▶ OBJECTIVE: Using the listing below, please gather every line containing the word "España".

[Extracted records]
######
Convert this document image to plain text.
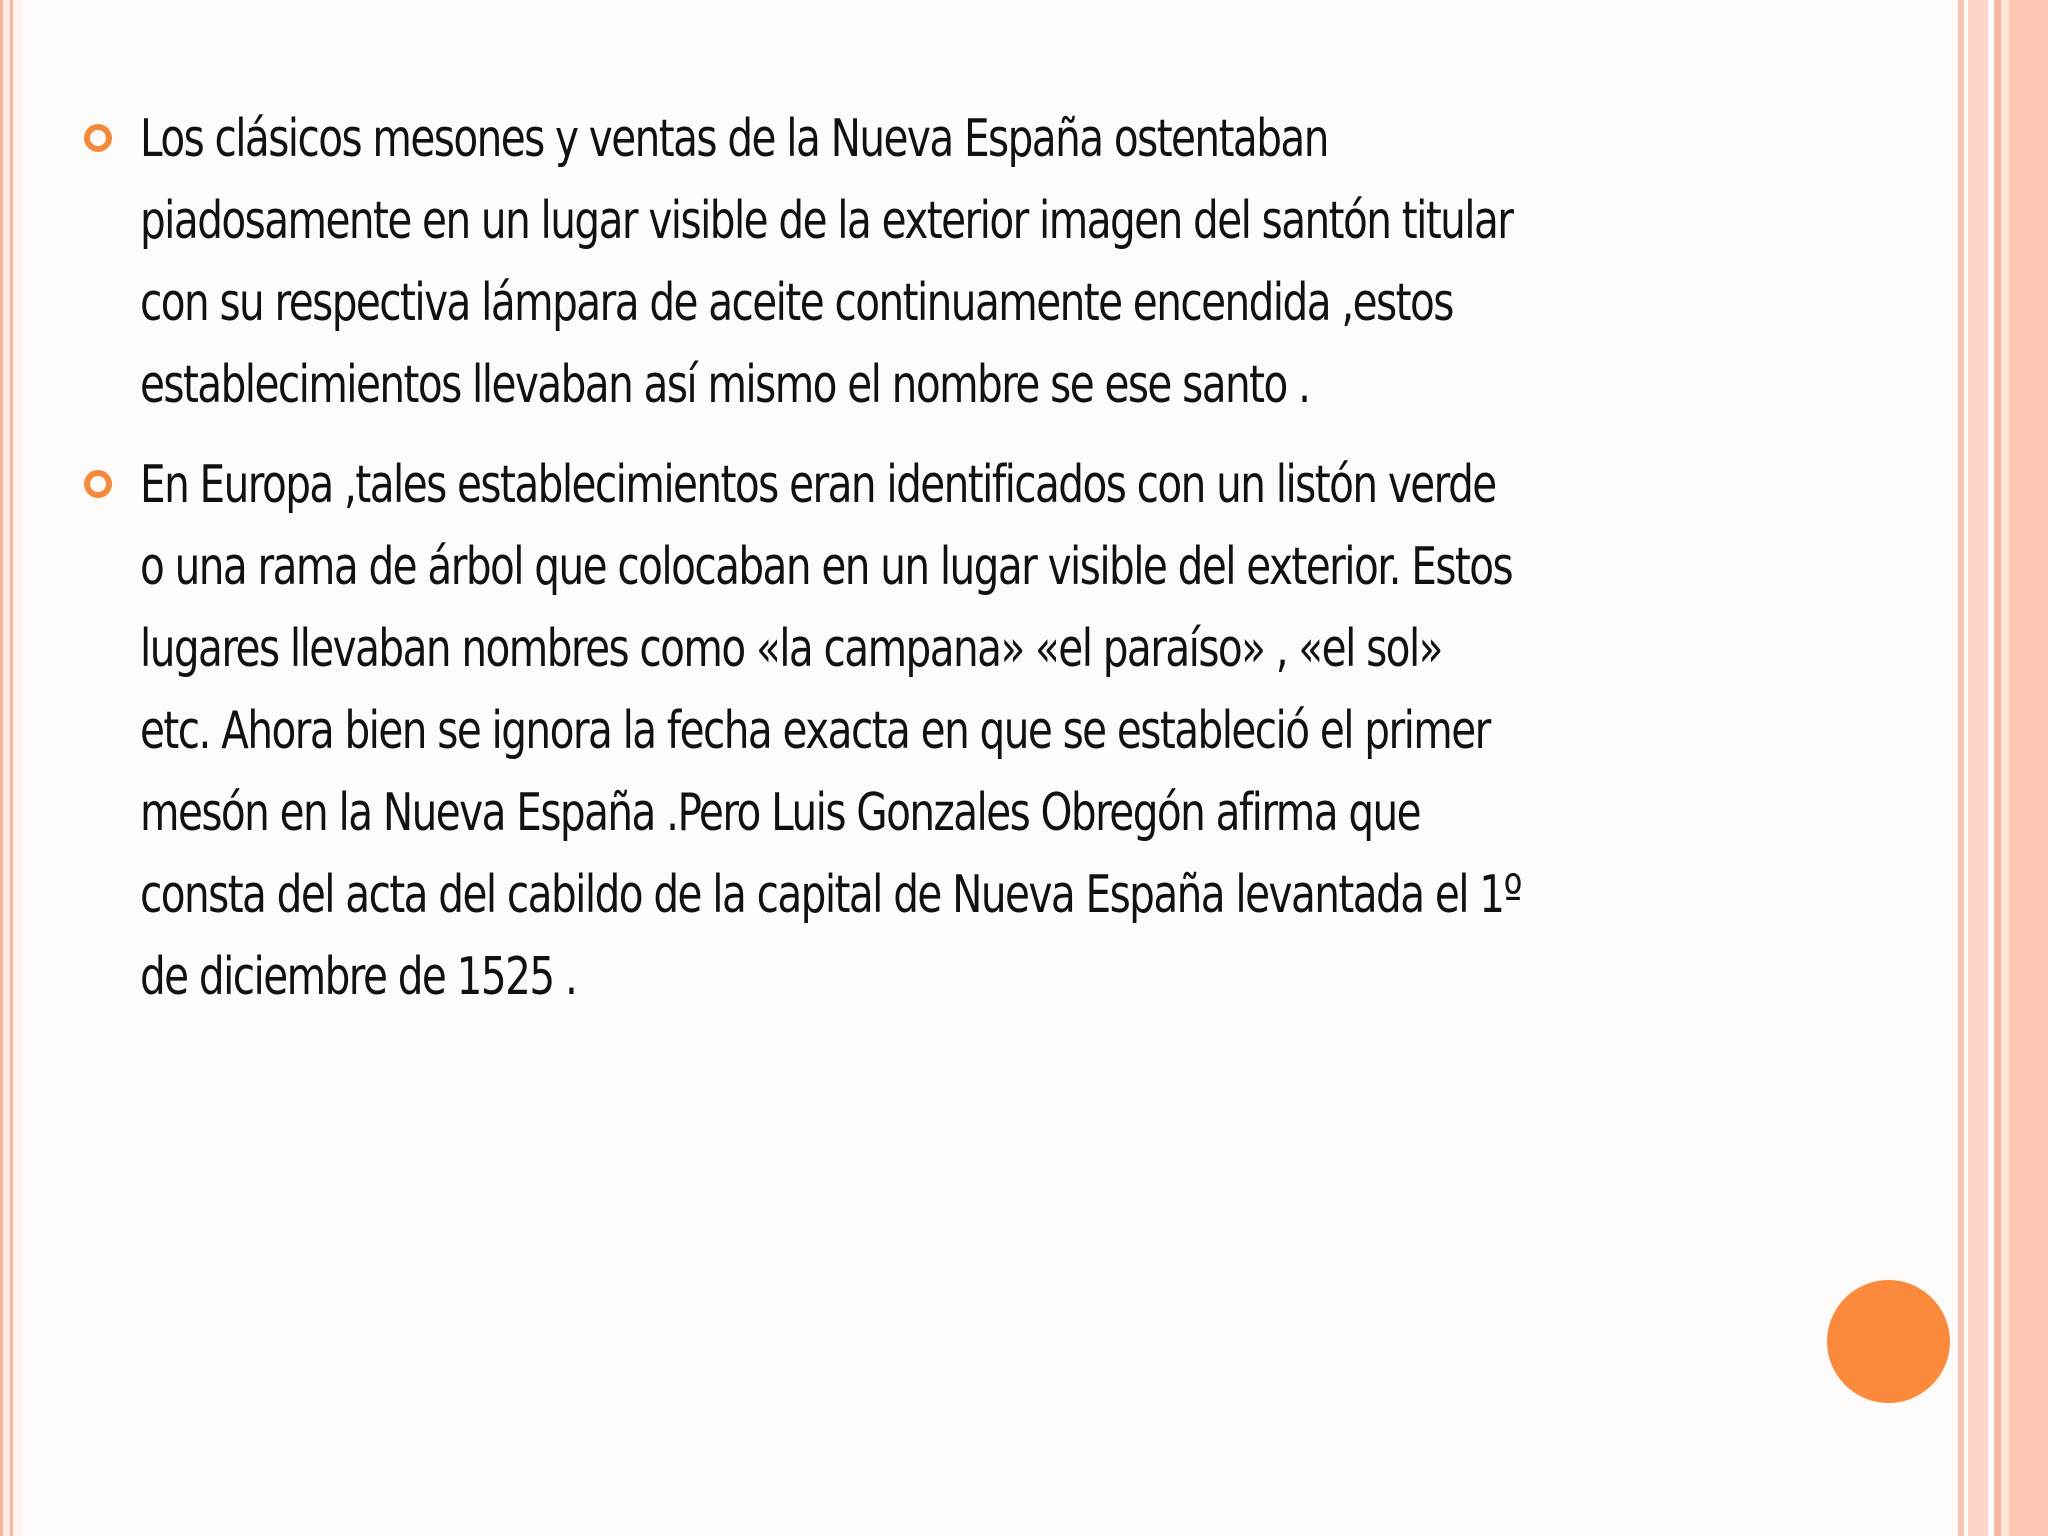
Los clásicos mesones y ventas de la Nueva España ostentaban
piadosamente en un lugar visible de la exterior imagen del santón titular
con su respectiva lámpara de aceite continuamente encendida ,estos
establecimientos llevaban así mismo el nombre se ese santo .
En Europa ,tales establecimientos eran identificados con un listón verde
o una rama de árbol que colocaban en un lugar visible del exterior. Estos
lugares llevaban nombres como «la campana» «el paraíso» , «el sol»
etc. Ahora bien se ignora la fecha exacta en que se estableció el primer
mesón en la Nueva España .Pero Luis Gonzales Obregón afirma que
consta del acta del cabildo de la capital de Nueva España levantada el 1º
de diciembre de 1525 .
######
▶ TASK SOLUTION:
Los clásicos mesones y ventas de la Nueva España ostentaban
mesón en la Nueva España .Pero Luis Gonzales Obregón afirma que
consta del acta del cabildo de la capital de Nueva España levantada el 1º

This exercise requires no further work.